=== Description of the task ===
Reproduce the review of the movie Blended verbatim, from start to finish.

May 24, 2014

Movie Review: Blended

Despite my initial reservations, I broke down and saw Blended. I went in hoping the tandem of Adam Sandler and Drew Barrymore would be able to recapture what they had in 50 First Dates. Well, the answer is, they can't. Simply put, while there is a certain sweetness underneath the surface, it is just an utter mess of a movie with a central conceit that just doesn't make any sense. I guess I really shouldn't be surprised, but I have to admit to always having some level of hope that I will walk away satisfied. This one did not leave me with any sort of satisfaction.



The basic idea is that Barrymore's Lauren and Sandler's Jim have a terrible blind date and then through a contrived set of circumstances they find themselves on an African vacation with their respective kids. Forced to spend time together, the two single parent families eventually begin to “blend” and Jim and Lauren realize they have affections for each other. Blah, blah, blah. The idea of showing two families like this join together to create a new family unit is a good one, however, the way they go about it is just awful.

[Collected data]
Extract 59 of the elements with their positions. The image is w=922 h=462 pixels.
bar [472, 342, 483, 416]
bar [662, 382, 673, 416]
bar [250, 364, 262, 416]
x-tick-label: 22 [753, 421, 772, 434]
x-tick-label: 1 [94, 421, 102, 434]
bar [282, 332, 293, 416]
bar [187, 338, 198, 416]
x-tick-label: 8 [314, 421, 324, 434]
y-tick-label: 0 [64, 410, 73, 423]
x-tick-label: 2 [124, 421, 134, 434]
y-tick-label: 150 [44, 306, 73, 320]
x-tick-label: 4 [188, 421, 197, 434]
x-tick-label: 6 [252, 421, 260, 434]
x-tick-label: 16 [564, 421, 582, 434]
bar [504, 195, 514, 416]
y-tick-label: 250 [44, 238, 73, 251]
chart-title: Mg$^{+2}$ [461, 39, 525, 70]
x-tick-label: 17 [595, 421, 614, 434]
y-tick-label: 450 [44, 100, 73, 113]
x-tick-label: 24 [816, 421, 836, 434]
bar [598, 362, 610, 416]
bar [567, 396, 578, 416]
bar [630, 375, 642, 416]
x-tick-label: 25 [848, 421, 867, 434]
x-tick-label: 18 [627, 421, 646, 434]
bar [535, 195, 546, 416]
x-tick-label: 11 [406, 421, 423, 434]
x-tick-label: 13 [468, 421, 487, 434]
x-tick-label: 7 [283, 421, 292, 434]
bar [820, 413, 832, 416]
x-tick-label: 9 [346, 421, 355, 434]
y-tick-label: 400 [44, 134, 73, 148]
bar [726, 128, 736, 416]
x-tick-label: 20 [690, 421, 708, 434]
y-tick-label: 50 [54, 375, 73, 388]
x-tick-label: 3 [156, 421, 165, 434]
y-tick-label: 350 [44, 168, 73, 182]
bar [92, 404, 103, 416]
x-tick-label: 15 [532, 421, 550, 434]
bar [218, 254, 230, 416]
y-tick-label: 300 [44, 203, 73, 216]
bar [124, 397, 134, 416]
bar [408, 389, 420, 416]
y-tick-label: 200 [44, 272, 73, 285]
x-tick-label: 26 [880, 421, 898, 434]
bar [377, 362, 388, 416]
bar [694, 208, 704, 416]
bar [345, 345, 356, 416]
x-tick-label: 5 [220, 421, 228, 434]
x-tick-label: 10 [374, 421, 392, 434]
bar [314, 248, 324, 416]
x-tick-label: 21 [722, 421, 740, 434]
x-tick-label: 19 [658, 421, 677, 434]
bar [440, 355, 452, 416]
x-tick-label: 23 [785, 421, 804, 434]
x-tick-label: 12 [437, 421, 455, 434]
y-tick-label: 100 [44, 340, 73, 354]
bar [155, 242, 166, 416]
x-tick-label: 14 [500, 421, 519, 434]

=== Final result ===
May 24, 2014

Movie Review: Blended

Despite my initial reservations, I broke down and saw Blended. I went in hoping the tandem of Adam Sandler and Drew Barrymore would be able to recapture what they had in 50 First Dates. Well, the answer is, they can't. Simply put, while there is a certain sweetness underneath the surface, it is just an utter mess of a movie with a central conceit that just doesn't make any sense. I guess I really shouldn't be surprised, but I have to admit to always having some level of hope that I will walk away satisfied. This one did not leave me with any sort of satisfaction.



The basic idea is that Barrymore's Lauren and Sandler's Jim have a terrible blind date and then through a contrived set of circumstances they find themselves on an African vacation with their respective kids. Forced to spend time together, the two single parent families eventually begin to “blend” and Jim and Lauren realize they have affections for each other. Blah, blah, blah. The idea of showing two families like this join together to create a new family unit is a good one, however, the way they go about it is just awful.